◆ **Exercise requirements**
How many lines of these entries include the string "that"? State the number alone.

━━━ Source records

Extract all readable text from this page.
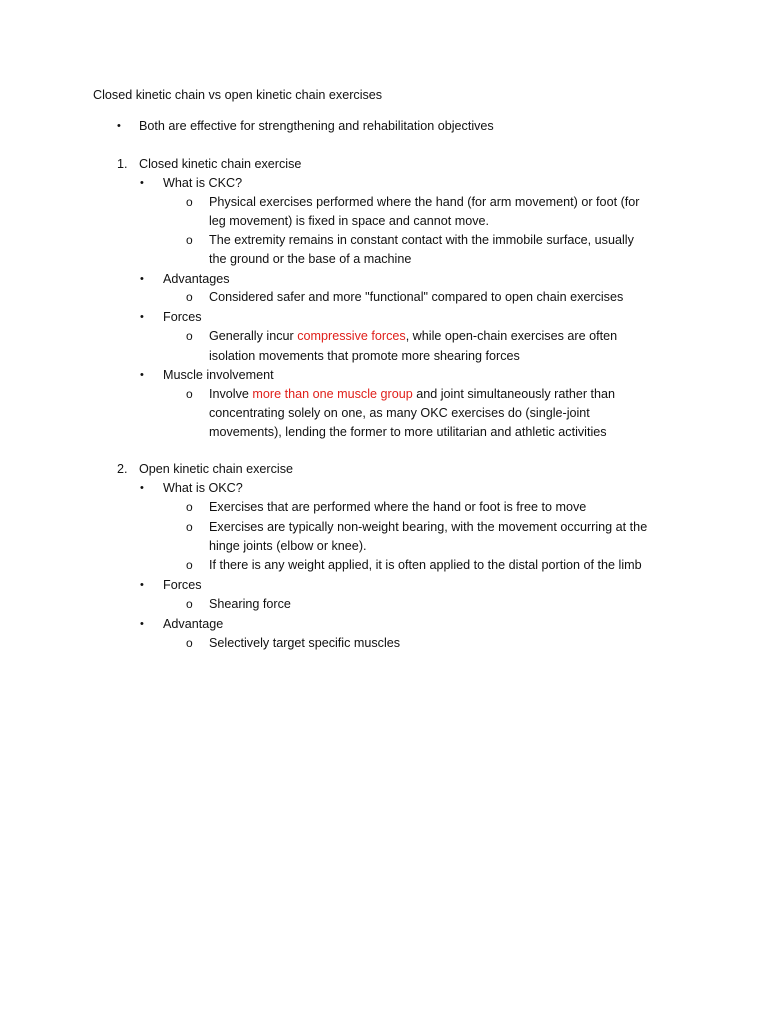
Closed kinetic chain vs open kinetic chain exercises
• Both are effective for strengthening and rehabilitation objectives
1. Closed kinetic chain exercise
• What is CKC?
o Physical exercises performed where the hand (for arm movement) or foot (for
leg movement) is fixed in space and cannot move.
o The extremity remains in constant contact with the immobile surface, usually
the ground or the base of a machine
• Advantages
o Considered safer and more "functional" compared to open chain exercises
• Forces
o Generally incur compressive forces, while open-chain exercises are often
isolation movements that promote more shearing forces
• Muscle involvement
o Involve more than one muscle group and joint simultaneously rather than
concentrating solely on one, as many OKC exercises do (single-joint
movements), lending the former to more utilitarian and athletic activities
2. Open kinetic chain exercise
• What is OKC?
o Exercises that are performed where the hand or foot is free to move
o Exercises are typically non-weight bearing, with the movement occurring at the
hinge joints (elbow or knee).
o If there is any weight applied, it is often applied to the distal portion of the limb
• Forces
o Shearing force
• Advantage
o Selectively target specific muscles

━━━━━━

◆ **Correct result**
2